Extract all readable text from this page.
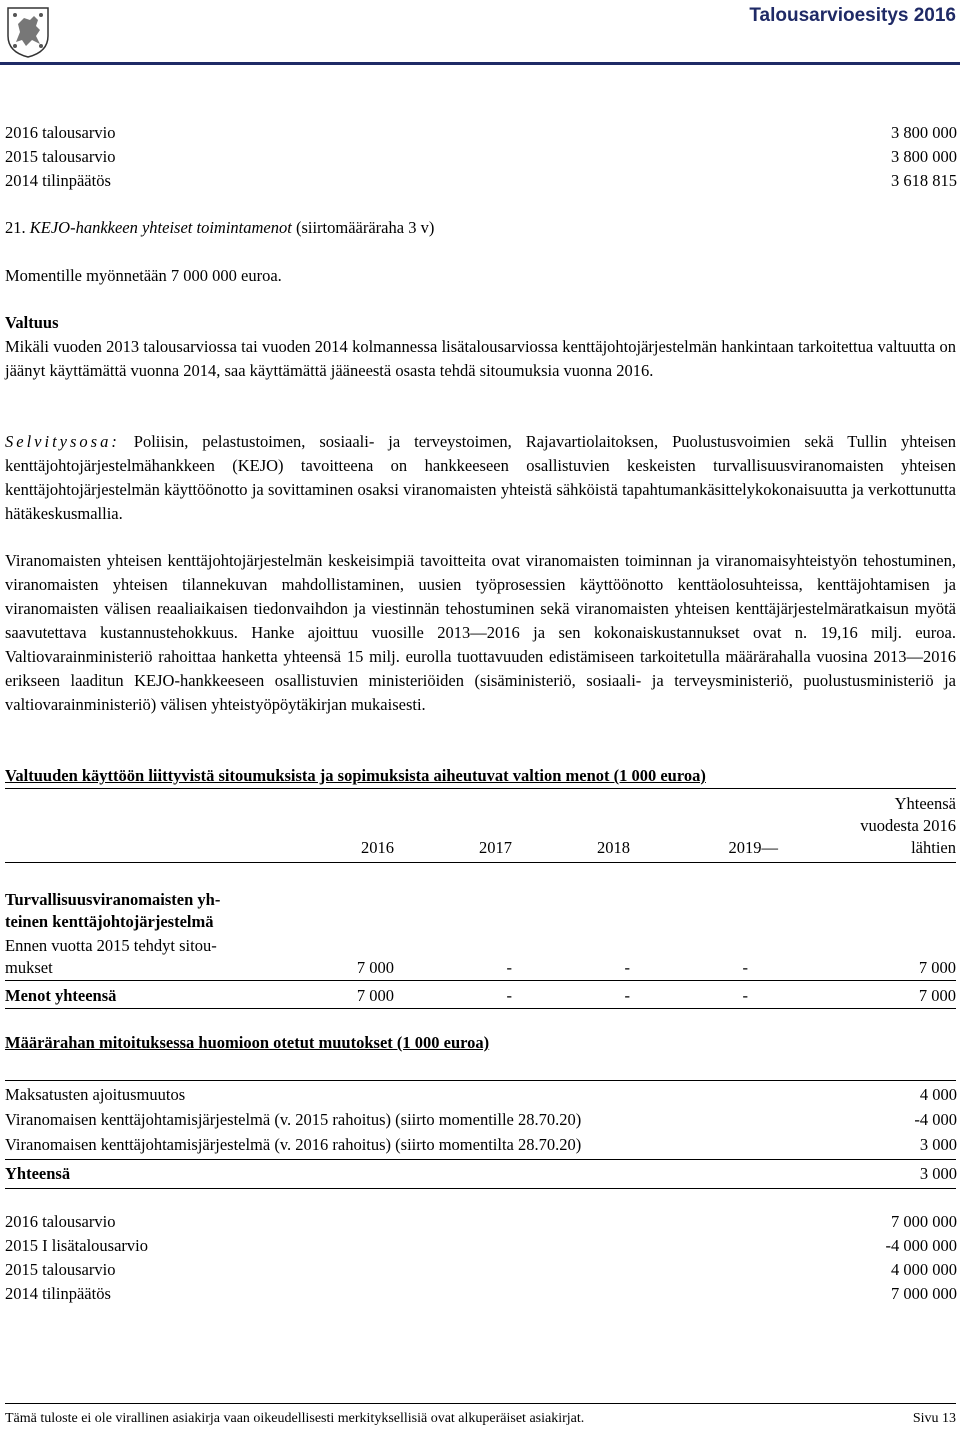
Talousarvioesitys 2016
2016 talousarvio	3 800 000
2015 talousarvio	3 800 000
2014 tilinpäätös	3 618 815
21. KEJO-hankkeen yhteiset toimintamenot (siirtomääräraha 3 v)
Momentille myönnetään 7 000 000 euroa.
Valtuus

Mikäli vuoden 2013 talousarviossa tai vuoden 2014 kolmannessa lisätalousarviossa kenttäjohtojärjestelmän hankintaan tarkoitettua valtuutta on jäänyt käyttämättä vuonna 2014, saa käyttämättä jääneestä osasta tehdä sitoumuksia vuonna 2016.

Selvitysosa: Poliisin, pelastustoimen, sosiaali- ja terveystoimen, Rajavartiolaitoksen, Puolustusvoimien sekä Tullin yhteisen kenttäjohtojärjestelmähankkeen (KEJO) tavoitteena on hankkeeseen osallistuvien keskeisten turvallisuusviranomaisten yhteisen kenttäjohtojärjestelmän käyttöönotto ja sovittaminen osaksi viranomaisten yhteistä sähköistä tapahtumankäsittelykokonaisuutta ja verkottunutta hätäkeskusmallia.

Viranomaisten yhteisen kenttäjohtojärjestelmän keskeisimpiä tavoitteita ovat viranomaisten toiminnan ja viranomaisyhteistyön tehostuminen, viranomaisten yhteisen tilannekuvan mahdollistaminen, uusien työprosessien käyttöönotto kenttäolosuhteissa, kenttäjohtamisen ja viranomaisten välisen reaaliaikaisen tiedonvaihdon ja viestinnän tehostuminen sekä viranomaisten yhteisen kenttäjärjestelmäratkaisun myötä saavutettava kustannustehokkuus. Hanke ajoittuu vuosille 2013—2016 ja sen kokonaiskustannukset ovat n. 19,16 milj. euroa. Valtiovarainministeriö rahoittaa hanketta yhteensä 15 milj. eurolla tuottavuuden edistämiseen tarkoitetulla määrärahalla vuosina 2013—2016 erikseen laaditun KEJO-hankkeeseen osallistuvien ministeriöiden (sisäministeriö, sosiaali- ja terveysministeriö, puolustusministeriö ja valtiovarainministeriö) välisen yhteistyöpöytäkirjan mukaisesti.

Valtuuden käyttöön liittyvistä sitoumuksista ja sopimuksista aiheutuvat valtion menot (1 000 euroa)
Yhteensä
vuodesta 2016
lähtien
2016	2017	2018	2019—
Turvallisuusviranomaisten yh-
teinen kenttäjohtojärjestelmä
Ennen vuotta 2015 tehdyt sitou-
mukset	7 000	-	-	-	7 000
Menot yhteensä	7 000	-	-	-	7 000
Määrärahan mitoituksessa huomioon otetut muutokset (1 000 euroa)
Maksatusten ajoitusmuutos	4 000
Viranomaisen kenttäjohtamisjärjestelmä (v. 2015 rahoitus) (siirto momentille 28.70.20)	-4 000
Viranomaisen kenttäjohtamisjärjestelmä (v. 2016 rahoitus) (siirto momentilta 28.70.20)	3 000
Yhteensä	3 000
2016 talousarvio	7 000 000
2015 I lisätalousarvio	-4 000 000
2015 talousarvio	4 000 000
2014 tilinpäätös	7 000 000
Tämä tuloste ei ole virallinen asiakirja vaan oikeudellisesti merkityksellisiä ovat alkuperäiset asiakirjat.	Sivu 13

TASK INSTRUCTIONS -> Of all the entries above, how many lines contain the string "käyttöönotto"? Answer with the number only.

EXERCISE SOLUTION -> 2